[Figure content listings]
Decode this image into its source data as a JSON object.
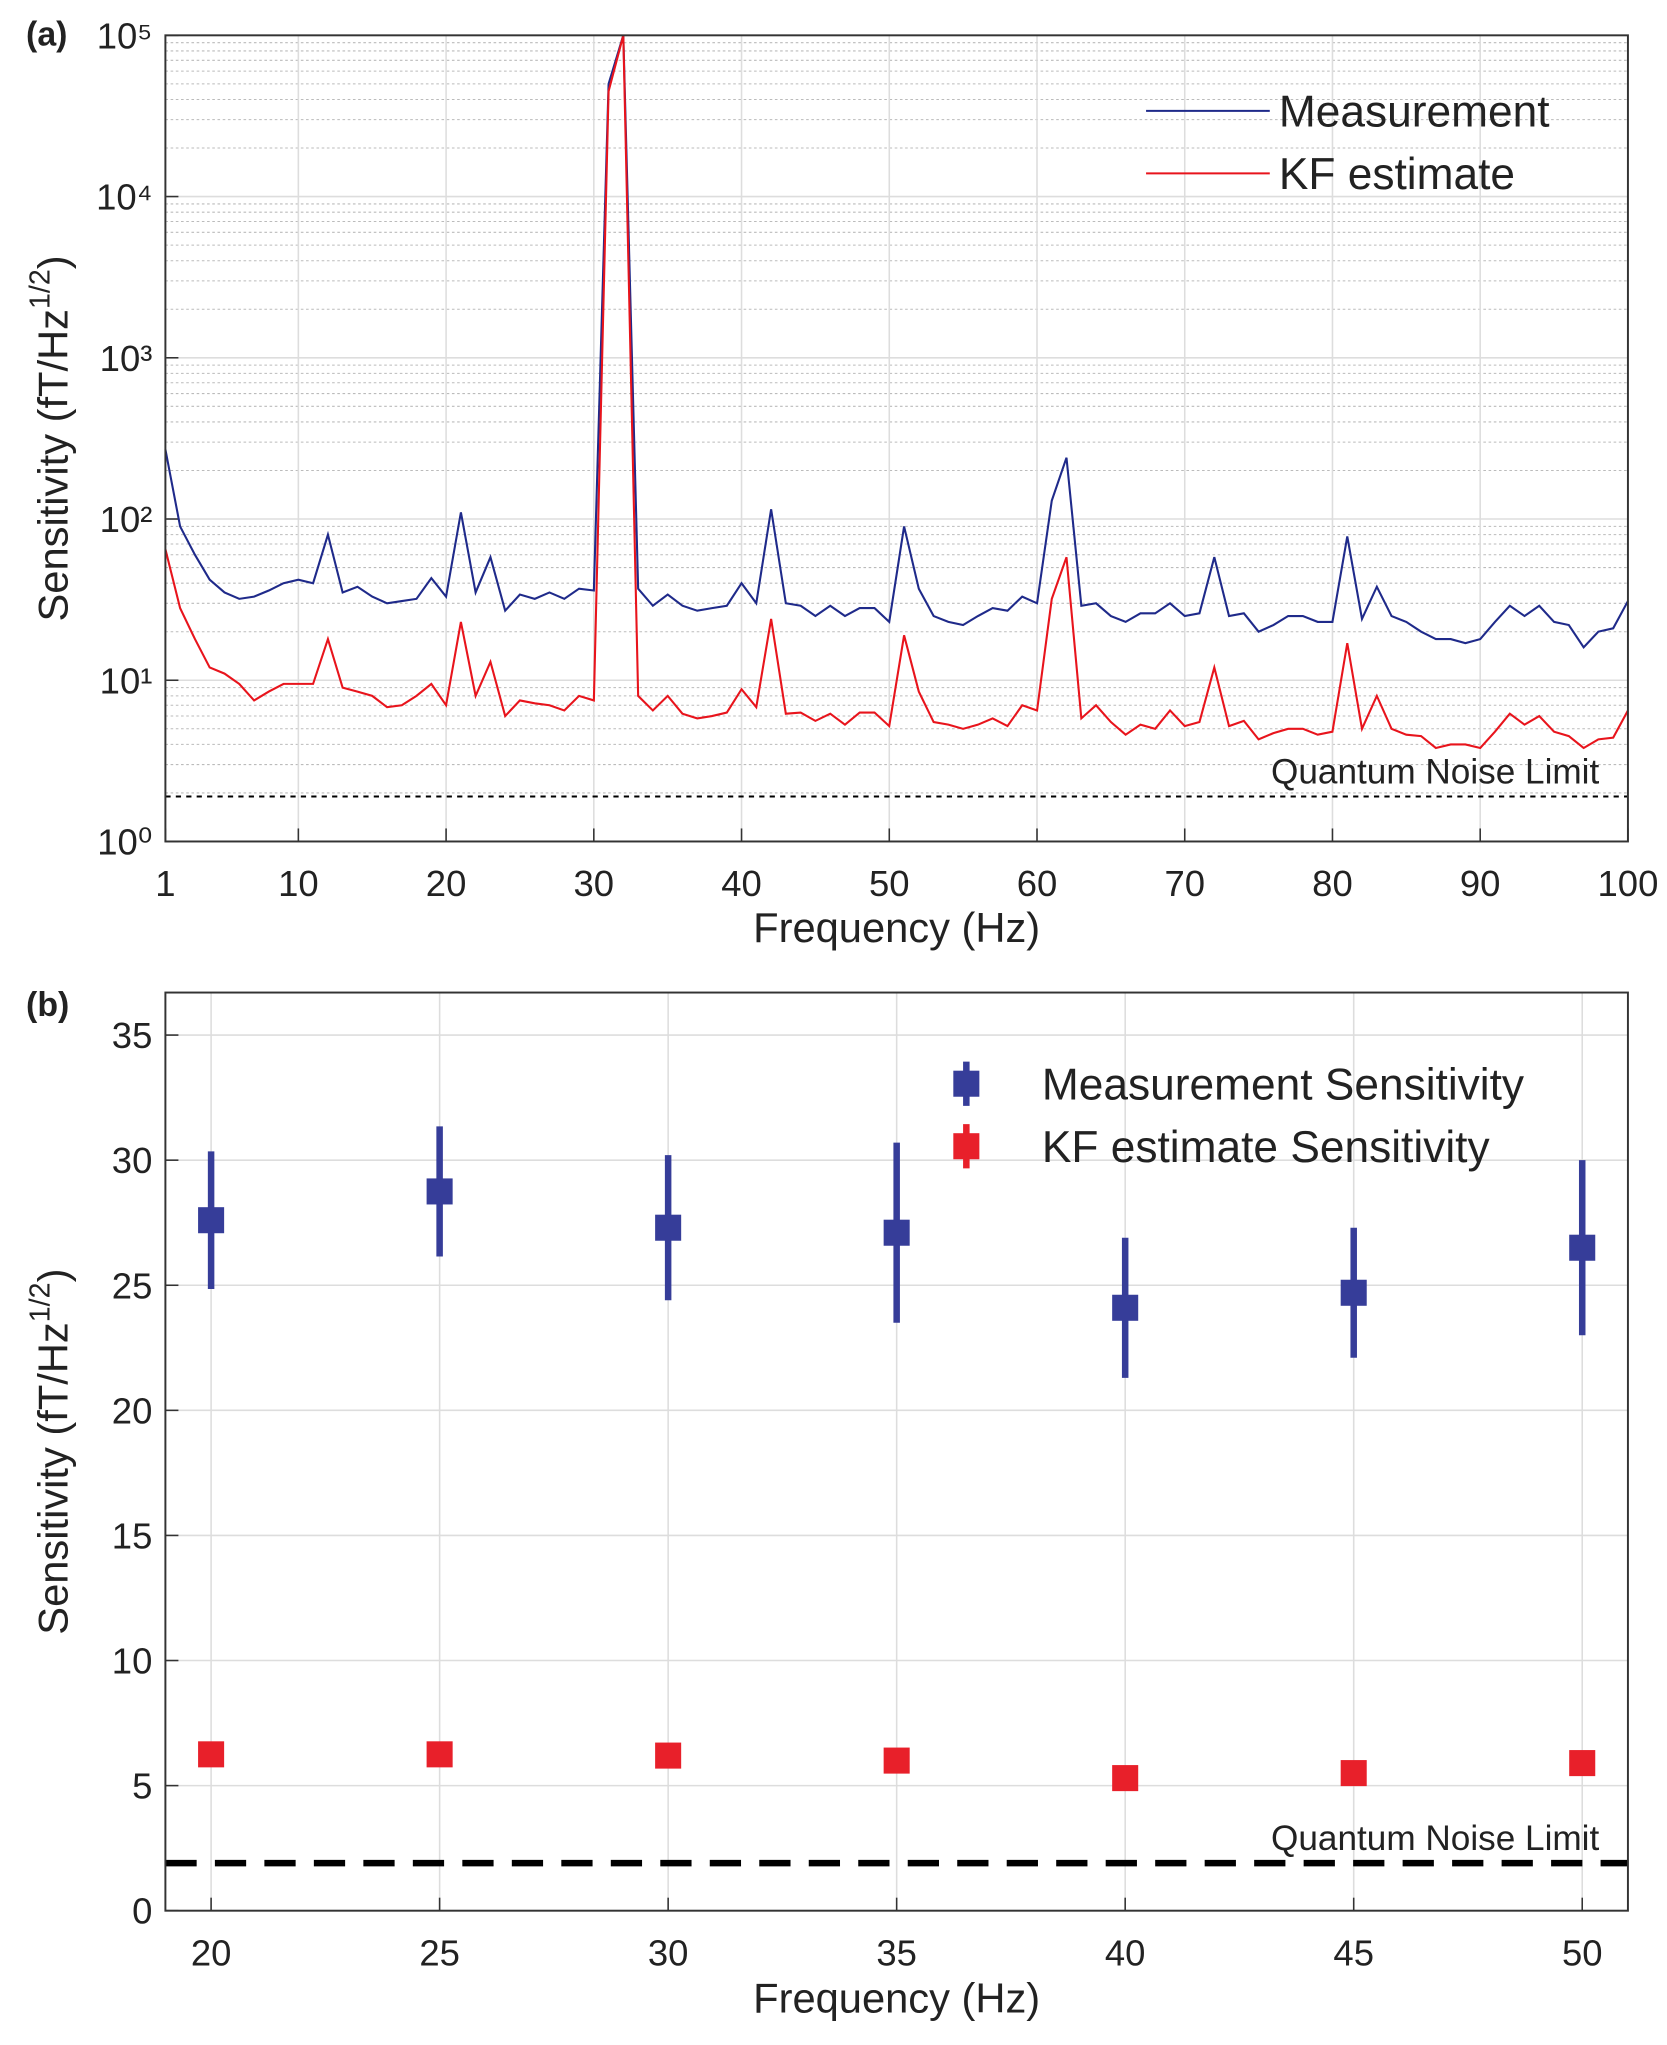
{
  "chart_data": [
    {
      "type": "line",
      "panel_label": "(a)",
      "xlabel": "Frequency (Hz)",
      "ylabel": {
        "text": "Sensitivity (fT/Hz",
        "superscript": "1/2",
        "close": ")"
      },
      "log_y": true,
      "grid": true,
      "minor_grid": true,
      "legend": "upper right",
      "xlim": [
        1,
        100
      ],
      "xticks": [
        1,
        10,
        20,
        30,
        40,
        50,
        60,
        70,
        80,
        90,
        100
      ],
      "ylim": [
        1,
        100000
      ],
      "yticks": [
        {
          "value": 1,
          "label": "10⁰"
        },
        {
          "value": 10,
          "label": "10¹"
        },
        {
          "value": 100,
          "label": "10²"
        },
        {
          "value": 1000,
          "label": "10³"
        },
        {
          "value": 10000,
          "label": "10⁴"
        },
        {
          "value": 100000,
          "label": "10⁵"
        }
      ],
      "x": [
        1,
        2,
        3,
        4,
        5,
        6,
        7,
        8,
        9,
        10,
        11,
        12,
        13,
        14,
        15,
        16,
        17,
        18,
        19,
        20,
        21,
        22,
        23,
        24,
        25,
        26,
        27,
        28,
        29,
        30,
        31,
        32,
        33,
        34,
        35,
        36,
        37,
        38,
        39,
        40,
        41,
        42,
        43,
        44,
        45,
        46,
        47,
        48,
        49,
        50,
        51,
        52,
        53,
        54,
        55,
        56,
        57,
        58,
        59,
        60,
        61,
        62,
        63,
        64,
        65,
        66,
        67,
        68,
        69,
        70,
        71,
        72,
        73,
        74,
        75,
        76,
        77,
        78,
        79,
        80,
        81,
        82,
        83,
        84,
        85,
        86,
        87,
        88,
        89,
        90,
        91,
        92,
        93,
        94,
        95,
        96,
        97,
        98,
        99,
        100
      ],
      "series": [
        {
          "name": "Measurement",
          "color": "#1f2a8a",
          "values": [
            270,
            90,
            60,
            42,
            35,
            32,
            33,
            36,
            40,
            42,
            40,
            80,
            35,
            38,
            33,
            30,
            31,
            32,
            43,
            33,
            110,
            35,
            58,
            27,
            34,
            32,
            35,
            32,
            37,
            36,
            50000,
            100000,
            37,
            29,
            34,
            29,
            27,
            28,
            29,
            40,
            30,
            115,
            30,
            29,
            25,
            29,
            25,
            28,
            28,
            23,
            90,
            37,
            25,
            23,
            22,
            25,
            28,
            27,
            33,
            30,
            130,
            240,
            29,
            30,
            25,
            23,
            26,
            26,
            30,
            25,
            26,
            58,
            25,
            26,
            20,
            22,
            25,
            25,
            23,
            23,
            78,
            24,
            38,
            25,
            23,
            20,
            18,
            18,
            17,
            18,
            23,
            29,
            25,
            29,
            23,
            22,
            16,
            20,
            21,
            31
          ]
        },
        {
          "name": "KF estimate",
          "color": "#e8141c",
          "values": [
            65,
            28,
            18,
            12,
            11,
            9.5,
            7.5,
            8.5,
            9.5,
            9.5,
            9.5,
            18,
            9,
            8.5,
            8,
            6.8,
            7,
            8,
            9.5,
            7,
            23,
            8,
            13,
            6,
            7.5,
            7.2,
            7,
            6.5,
            8,
            7.5,
            45000,
            100000,
            8,
            6.5,
            8,
            6.2,
            5.8,
            6,
            6.3,
            8.8,
            6.8,
            24,
            6.2,
            6.3,
            5.6,
            6.2,
            5.3,
            6.3,
            6.3,
            5.2,
            19,
            8.5,
            5.5,
            5.3,
            5,
            5.3,
            5.8,
            5.2,
            7,
            6.5,
            32,
            58,
            5.8,
            7,
            5.5,
            4.6,
            5.3,
            5,
            6.5,
            5.2,
            5.5,
            12,
            5.2,
            5.6,
            4.3,
            4.7,
            5,
            5,
            4.6,
            4.8,
            17,
            5,
            8,
            5,
            4.6,
            4.5,
            3.8,
            4,
            4,
            3.8,
            4.8,
            6.2,
            5.3,
            6,
            4.8,
            4.5,
            3.8,
            4.3,
            4.4,
            6.5
          ]
        }
      ],
      "hline": {
        "value": 1.9,
        "label": "Quantum Noise Limit",
        "linestyle": "dotted"
      }
    },
    {
      "type": "errorbar",
      "panel_label": "(b)",
      "xlabel": "Frequency (Hz)",
      "ylabel": {
        "text": "Sensitivity (fT/Hz",
        "superscript": "1/2",
        "close": ")"
      },
      "log_y": false,
      "grid": true,
      "minor_grid": false,
      "legend": "upper right",
      "xlim": [
        19,
        51
      ],
      "xticks": [
        20,
        25,
        30,
        35,
        40,
        45,
        50
      ],
      "ylim": [
        0,
        36.7
      ],
      "yticks": [
        0,
        5,
        10,
        15,
        20,
        25,
        30,
        35
      ],
      "x": [
        20,
        25,
        30,
        35,
        40,
        45,
        50
      ],
      "series": [
        {
          "name": "Measurement Sensitivity",
          "color": "#363d99",
          "values": [
            27.6,
            28.75,
            27.3,
            27.1,
            24.1,
            24.7,
            26.5
          ],
          "errors": [
            2.75,
            2.6,
            2.9,
            3.6,
            2.8,
            2.6,
            3.5
          ]
        },
        {
          "name": "KF estimate Sensitivity",
          "color": "#e8202a",
          "values": [
            6.25,
            6.25,
            6.2,
            6.0,
            5.3,
            5.5,
            5.9
          ],
          "errors": [
            0.2,
            0.5,
            0.25,
            0.5,
            0.4,
            0.25,
            0.5
          ]
        }
      ],
      "hline": {
        "value": 1.9,
        "label": "Quantum Noise Limit",
        "linestyle": "dashed"
      }
    }
  ]
}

## Problem details
Omit pictures; set down the rest of the material word for word.

## Output for this task
Decode this image into its source data as a JSON object.
{
  "chart_data": [
    {
      "type": "line",
      "panel_label": "(a)",
      "xlabel": "Frequency (Hz)",
      "ylabel": {
        "text": "Sensitivity (fT/Hz",
        "superscript": "1/2",
        "close": ")"
      },
      "log_y": true,
      "grid": true,
      "minor_grid": true,
      "legend": "upper right",
      "xlim": [
        1,
        100
      ],
      "xticks": [
        1,
        10,
        20,
        30,
        40,
        50,
        60,
        70,
        80,
        90,
        100
      ],
      "ylim": [
        1,
        100000
      ],
      "yticks": [
        {
          "value": 1,
          "label": "10⁰"
        },
        {
          "value": 10,
          "label": "10¹"
        },
        {
          "value": 100,
          "label": "10²"
        },
        {
          "value": 1000,
          "label": "10³"
        },
        {
          "value": 10000,
          "label": "10⁴"
        },
        {
          "value": 100000,
          "label": "10⁵"
        }
      ],
      "x": [
        1,
        2,
        3,
        4,
        5,
        6,
        7,
        8,
        9,
        10,
        11,
        12,
        13,
        14,
        15,
        16,
        17,
        18,
        19,
        20,
        21,
        22,
        23,
        24,
        25,
        26,
        27,
        28,
        29,
        30,
        31,
        32,
        33,
        34,
        35,
        36,
        37,
        38,
        39,
        40,
        41,
        42,
        43,
        44,
        45,
        46,
        47,
        48,
        49,
        50,
        51,
        52,
        53,
        54,
        55,
        56,
        57,
        58,
        59,
        60,
        61,
        62,
        63,
        64,
        65,
        66,
        67,
        68,
        69,
        70,
        71,
        72,
        73,
        74,
        75,
        76,
        77,
        78,
        79,
        80,
        81,
        82,
        83,
        84,
        85,
        86,
        87,
        88,
        89,
        90,
        91,
        92,
        93,
        94,
        95,
        96,
        97,
        98,
        99,
        100
      ],
      "series": [
        {
          "name": "Measurement",
          "color": "#1f2a8a",
          "values": [
            270,
            90,
            60,
            42,
            35,
            32,
            33,
            36,
            40,
            42,
            40,
            80,
            35,
            38,
            33,
            30,
            31,
            32,
            43,
            33,
            110,
            35,
            58,
            27,
            34,
            32,
            35,
            32,
            37,
            36,
            50000,
            100000,
            37,
            29,
            34,
            29,
            27,
            28,
            29,
            40,
            30,
            115,
            30,
            29,
            25,
            29,
            25,
            28,
            28,
            23,
            90,
            37,
            25,
            23,
            22,
            25,
            28,
            27,
            33,
            30,
            130,
            240,
            29,
            30,
            25,
            23,
            26,
            26,
            30,
            25,
            26,
            58,
            25,
            26,
            20,
            22,
            25,
            25,
            23,
            23,
            78,
            24,
            38,
            25,
            23,
            20,
            18,
            18,
            17,
            18,
            23,
            29,
            25,
            29,
            23,
            22,
            16,
            20,
            21,
            31
          ]
        },
        {
          "name": "KF estimate",
          "color": "#e8141c",
          "values": [
            65,
            28,
            18,
            12,
            11,
            9.5,
            7.5,
            8.5,
            9.5,
            9.5,
            9.5,
            18,
            9,
            8.5,
            8,
            6.8,
            7,
            8,
            9.5,
            7,
            23,
            8,
            13,
            6,
            7.5,
            7.2,
            7,
            6.5,
            8,
            7.5,
            45000,
            100000,
            8,
            6.5,
            8,
            6.2,
            5.8,
            6,
            6.3,
            8.8,
            6.8,
            24,
            6.2,
            6.3,
            5.6,
            6.2,
            5.3,
            6.3,
            6.3,
            5.2,
            19,
            8.5,
            5.5,
            5.3,
            5,
            5.3,
            5.8,
            5.2,
            7,
            6.5,
            32,
            58,
            5.8,
            7,
            5.5,
            4.6,
            5.3,
            5,
            6.5,
            5.2,
            5.5,
            12,
            5.2,
            5.6,
            4.3,
            4.7,
            5,
            5,
            4.6,
            4.8,
            17,
            5,
            8,
            5,
            4.6,
            4.5,
            3.8,
            4,
            4,
            3.8,
            4.8,
            6.2,
            5.3,
            6,
            4.8,
            4.5,
            3.8,
            4.3,
            4.4,
            6.5
          ]
        }
      ],
      "hline": {
        "value": 1.9,
        "label": "Quantum Noise Limit",
        "linestyle": "dotted"
      }
    },
    {
      "type": "errorbar",
      "panel_label": "(b)",
      "xlabel": "Frequency (Hz)",
      "ylabel": {
        "text": "Sensitivity (fT/Hz",
        "superscript": "1/2",
        "close": ")"
      },
      "log_y": false,
      "grid": true,
      "minor_grid": false,
      "legend": "upper right",
      "xlim": [
        19,
        51
      ],
      "xticks": [
        20,
        25,
        30,
        35,
        40,
        45,
        50
      ],
      "ylim": [
        0,
        36.7
      ],
      "yticks": [
        0,
        5,
        10,
        15,
        20,
        25,
        30,
        35
      ],
      "x": [
        20,
        25,
        30,
        35,
        40,
        45,
        50
      ],
      "series": [
        {
          "name": "Measurement Sensitivity",
          "color": "#363d99",
          "values": [
            27.6,
            28.75,
            27.3,
            27.1,
            24.1,
            24.7,
            26.5
          ],
          "errors": [
            2.75,
            2.6,
            2.9,
            3.6,
            2.8,
            2.6,
            3.5
          ]
        },
        {
          "name": "KF estimate Sensitivity",
          "color": "#e8202a",
          "values": [
            6.25,
            6.25,
            6.2,
            6.0,
            5.3,
            5.5,
            5.9
          ],
          "errors": [
            0.2,
            0.5,
            0.25,
            0.5,
            0.4,
            0.25,
            0.5
          ]
        }
      ],
      "hline": {
        "value": 1.9,
        "label": "Quantum Noise Limit",
        "linestyle": "dashed"
      }
    }
  ]
}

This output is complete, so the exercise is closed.